- _WHAT IS REQUIRED_: In the records that follow, show each line where the word "Redacción" is present.

- _INFORMATION SUPPLIED_:
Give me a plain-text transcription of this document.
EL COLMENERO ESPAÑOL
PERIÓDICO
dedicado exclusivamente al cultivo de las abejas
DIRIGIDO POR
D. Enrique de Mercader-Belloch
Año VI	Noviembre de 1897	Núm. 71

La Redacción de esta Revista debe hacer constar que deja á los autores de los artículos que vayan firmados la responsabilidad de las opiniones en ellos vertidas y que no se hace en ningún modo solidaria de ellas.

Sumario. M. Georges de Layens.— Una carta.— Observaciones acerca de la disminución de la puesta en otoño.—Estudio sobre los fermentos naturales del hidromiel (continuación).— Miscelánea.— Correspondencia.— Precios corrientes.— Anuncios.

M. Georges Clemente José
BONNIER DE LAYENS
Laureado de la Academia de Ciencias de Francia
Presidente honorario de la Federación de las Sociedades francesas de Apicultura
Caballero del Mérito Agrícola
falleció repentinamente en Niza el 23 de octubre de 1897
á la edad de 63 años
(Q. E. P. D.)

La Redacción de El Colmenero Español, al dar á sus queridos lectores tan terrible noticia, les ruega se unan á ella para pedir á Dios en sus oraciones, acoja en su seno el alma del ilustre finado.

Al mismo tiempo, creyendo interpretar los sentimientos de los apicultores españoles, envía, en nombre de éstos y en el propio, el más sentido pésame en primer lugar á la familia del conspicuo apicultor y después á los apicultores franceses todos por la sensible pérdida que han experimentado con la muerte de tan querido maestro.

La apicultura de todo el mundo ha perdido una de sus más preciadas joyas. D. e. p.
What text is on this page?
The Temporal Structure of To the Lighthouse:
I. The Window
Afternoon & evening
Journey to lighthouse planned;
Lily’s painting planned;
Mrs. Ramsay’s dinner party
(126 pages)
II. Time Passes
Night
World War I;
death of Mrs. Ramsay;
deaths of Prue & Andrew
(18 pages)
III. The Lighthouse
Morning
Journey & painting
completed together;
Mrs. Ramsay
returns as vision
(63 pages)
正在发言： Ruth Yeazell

- _COMPLETED TASK_:
La Redacción de esta Revista debe hacer constar que deja á los autores de los artículos que vayan firmados la responsabilidad de las opiniones en ellos vertidas y que no se hace en ningún modo solidaria de ellas.
La Redacción de El Colmenero Español, al dar á sus queridos lectores tan terrible noticia, les ruega se unan á ella para pedir á Dios en sus oraciones, acoja en su seno el alma del ilustre finado.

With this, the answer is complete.